Cathay Cargo has assisted Hong Kong International Airport (HKIA) and Miami International Airport in establishing Pharma.Aero’s second airport-to-airport “pharma corridor” for pharmaceutical shipments to and from Hong Kong through Pharma.Aero’s Pharma Corridor 3.0 project.
Pharma.Aero is a specialist collaboration between teams in air transport and the pharma industry, including shippers such as Johnson & Johnson and Pfizer. The stakeholders work together to establish excellence in logistics for temperature-controlled life science and medical shipments between quality assured (IATA CEIV Pharma or GDP) airport communities and their services, plus airlines. Cathay Cargo is a long-time and strategic member of Pharma.Aero.
“With our eight weekly Boeing 747 freighter flights from Hong Kong to Miami, we are delighted to now validate the Miami to Hong Kong pharma corridor,” says Cathay Director Cargo Tom Owen. “Leveraging Pharma.Aero protocols, our Cathay Pharma solution, Ultra Track technology and IATA CEIV Pharma assurance, we will ensure the safe and efficient transport of medical products from Miami to Hong Kong.”

> [EXTRACTED DATA]:
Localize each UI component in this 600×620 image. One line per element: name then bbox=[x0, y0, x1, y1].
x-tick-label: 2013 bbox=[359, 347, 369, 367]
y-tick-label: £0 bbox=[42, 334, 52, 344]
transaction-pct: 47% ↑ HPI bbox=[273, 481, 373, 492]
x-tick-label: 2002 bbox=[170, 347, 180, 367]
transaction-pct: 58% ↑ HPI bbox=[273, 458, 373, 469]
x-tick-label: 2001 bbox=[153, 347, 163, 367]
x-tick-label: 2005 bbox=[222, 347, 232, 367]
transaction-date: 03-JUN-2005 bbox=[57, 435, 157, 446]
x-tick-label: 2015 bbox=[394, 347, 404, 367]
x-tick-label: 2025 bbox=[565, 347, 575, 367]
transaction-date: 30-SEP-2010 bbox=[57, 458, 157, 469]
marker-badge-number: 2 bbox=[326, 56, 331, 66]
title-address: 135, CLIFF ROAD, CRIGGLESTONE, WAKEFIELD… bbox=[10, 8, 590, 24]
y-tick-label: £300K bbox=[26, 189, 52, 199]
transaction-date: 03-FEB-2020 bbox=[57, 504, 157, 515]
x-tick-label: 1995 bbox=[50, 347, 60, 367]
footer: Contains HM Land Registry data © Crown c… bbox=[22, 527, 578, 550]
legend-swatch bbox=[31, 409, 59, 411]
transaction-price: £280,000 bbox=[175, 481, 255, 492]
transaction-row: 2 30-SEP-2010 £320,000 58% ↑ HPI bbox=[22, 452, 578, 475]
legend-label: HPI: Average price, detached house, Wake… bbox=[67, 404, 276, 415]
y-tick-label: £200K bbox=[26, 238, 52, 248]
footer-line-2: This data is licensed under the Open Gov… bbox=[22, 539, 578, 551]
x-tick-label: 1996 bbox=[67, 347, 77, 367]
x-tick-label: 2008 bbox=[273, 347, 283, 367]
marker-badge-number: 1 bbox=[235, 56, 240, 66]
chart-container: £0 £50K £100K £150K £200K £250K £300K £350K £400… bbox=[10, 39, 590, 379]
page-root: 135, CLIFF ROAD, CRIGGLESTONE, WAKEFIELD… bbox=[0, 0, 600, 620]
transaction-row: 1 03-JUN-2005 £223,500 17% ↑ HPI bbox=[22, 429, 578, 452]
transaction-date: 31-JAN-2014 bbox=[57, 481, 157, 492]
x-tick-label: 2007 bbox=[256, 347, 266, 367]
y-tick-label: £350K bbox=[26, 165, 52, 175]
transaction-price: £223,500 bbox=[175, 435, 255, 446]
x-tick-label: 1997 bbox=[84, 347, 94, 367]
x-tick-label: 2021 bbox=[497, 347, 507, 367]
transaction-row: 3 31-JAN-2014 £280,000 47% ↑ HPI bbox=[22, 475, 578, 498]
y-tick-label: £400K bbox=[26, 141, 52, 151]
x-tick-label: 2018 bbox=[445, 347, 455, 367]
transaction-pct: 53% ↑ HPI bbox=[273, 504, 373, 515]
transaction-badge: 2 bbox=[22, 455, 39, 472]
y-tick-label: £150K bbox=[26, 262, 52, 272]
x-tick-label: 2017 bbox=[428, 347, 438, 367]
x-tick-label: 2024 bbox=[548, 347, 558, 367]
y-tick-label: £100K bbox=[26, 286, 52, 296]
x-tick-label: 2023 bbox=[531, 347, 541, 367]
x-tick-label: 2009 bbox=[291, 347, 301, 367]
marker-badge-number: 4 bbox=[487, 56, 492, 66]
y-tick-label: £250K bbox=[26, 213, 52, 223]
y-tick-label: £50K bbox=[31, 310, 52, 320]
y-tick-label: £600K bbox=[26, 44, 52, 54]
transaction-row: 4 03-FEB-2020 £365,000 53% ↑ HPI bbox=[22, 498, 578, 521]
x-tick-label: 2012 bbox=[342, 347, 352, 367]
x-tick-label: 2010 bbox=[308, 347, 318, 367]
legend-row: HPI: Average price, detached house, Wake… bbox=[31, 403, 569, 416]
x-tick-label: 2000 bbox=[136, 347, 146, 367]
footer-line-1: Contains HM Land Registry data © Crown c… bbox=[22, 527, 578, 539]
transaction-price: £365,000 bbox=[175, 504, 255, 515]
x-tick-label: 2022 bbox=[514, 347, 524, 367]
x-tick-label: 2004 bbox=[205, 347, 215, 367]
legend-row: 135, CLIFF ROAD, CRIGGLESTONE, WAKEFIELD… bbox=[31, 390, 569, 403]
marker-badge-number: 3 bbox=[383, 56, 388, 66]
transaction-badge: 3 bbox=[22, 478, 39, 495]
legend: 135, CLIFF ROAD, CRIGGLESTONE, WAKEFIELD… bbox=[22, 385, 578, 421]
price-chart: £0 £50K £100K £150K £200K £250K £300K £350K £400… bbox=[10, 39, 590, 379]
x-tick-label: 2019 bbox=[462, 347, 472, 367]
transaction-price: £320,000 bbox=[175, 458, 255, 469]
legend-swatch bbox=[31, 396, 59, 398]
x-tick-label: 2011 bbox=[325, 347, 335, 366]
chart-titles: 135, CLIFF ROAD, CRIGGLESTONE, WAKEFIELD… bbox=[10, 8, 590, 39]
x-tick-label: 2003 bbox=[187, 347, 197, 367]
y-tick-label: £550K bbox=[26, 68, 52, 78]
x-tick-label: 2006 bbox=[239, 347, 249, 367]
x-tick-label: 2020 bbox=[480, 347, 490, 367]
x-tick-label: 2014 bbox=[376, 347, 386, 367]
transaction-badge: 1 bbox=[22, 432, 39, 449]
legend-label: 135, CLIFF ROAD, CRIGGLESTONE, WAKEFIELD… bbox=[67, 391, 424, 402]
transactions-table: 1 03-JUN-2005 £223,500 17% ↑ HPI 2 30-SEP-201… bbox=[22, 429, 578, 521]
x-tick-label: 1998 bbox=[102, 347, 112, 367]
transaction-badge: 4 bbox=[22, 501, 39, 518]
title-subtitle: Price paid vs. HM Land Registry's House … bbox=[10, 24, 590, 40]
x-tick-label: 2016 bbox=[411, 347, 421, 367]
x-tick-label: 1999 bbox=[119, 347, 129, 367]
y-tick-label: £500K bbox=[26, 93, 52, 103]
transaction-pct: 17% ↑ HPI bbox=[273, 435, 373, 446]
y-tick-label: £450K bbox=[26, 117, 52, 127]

> [INSTRUCTIONS]:
**A.** According to the pharma corridor text, how many weekly Boeing 747 freighter flights does Cathay operate from Hong Kong to Miami?
**B.** Using the pharma corridor text, explain how Cathay Cargo says it will ensure the safe and efficient transport of medical products from Miami to Hong Kong.
**C.** Write a continuation of the pharma corridor text, starting after its final sentence.

> [TASK RESULTS]:
**A.** Eight.

**B.** Cathay Cargo will draw on Pharma.Aero protocols, its own Cathay Pharma solution, Ultra Track technology and IATA CEIV Pharma assurance. Tom Owen names these as the means of keeping the shipments safe and efficient.

**C.**
Cathay Cargo previously assisted in establishing the first pharma corridor between HKIA and Brussels Airport back in 2019. In December 2024, Cathay Pacific announced the resumption of passenger flights to Brussels from the start of the 2025 summer season, so Cathay Cargo will be operating services on both these corridors later this year.
Cathay Cargo Customer Solutions Manager Janice Kwan explains that the two corridors offer customers higher levels of assurance on those routes. “Both corridors are CEIV-validated throughout to include carriers, airports, ground-handling agents and cargo terminal operators, but with the added assurance of the involvement of pharma industry stakeholders on top of IATA’s own standards,” she says.
The validation for a corridor requires assessing risk all along the shipment journey. This can be a time-consuming process, with detailed analysis of shipment data from 20 to 40 trial flights before a corridor is established. The new corridor has been established to standards developed in the Pharma.Aero Pharma Corridor 2.0 project. The two pharma corridors via Hong Kong are useful links for two of the biggest production markets, with Puerto Rico for Miami and Brussels for Europe for exports into Asia.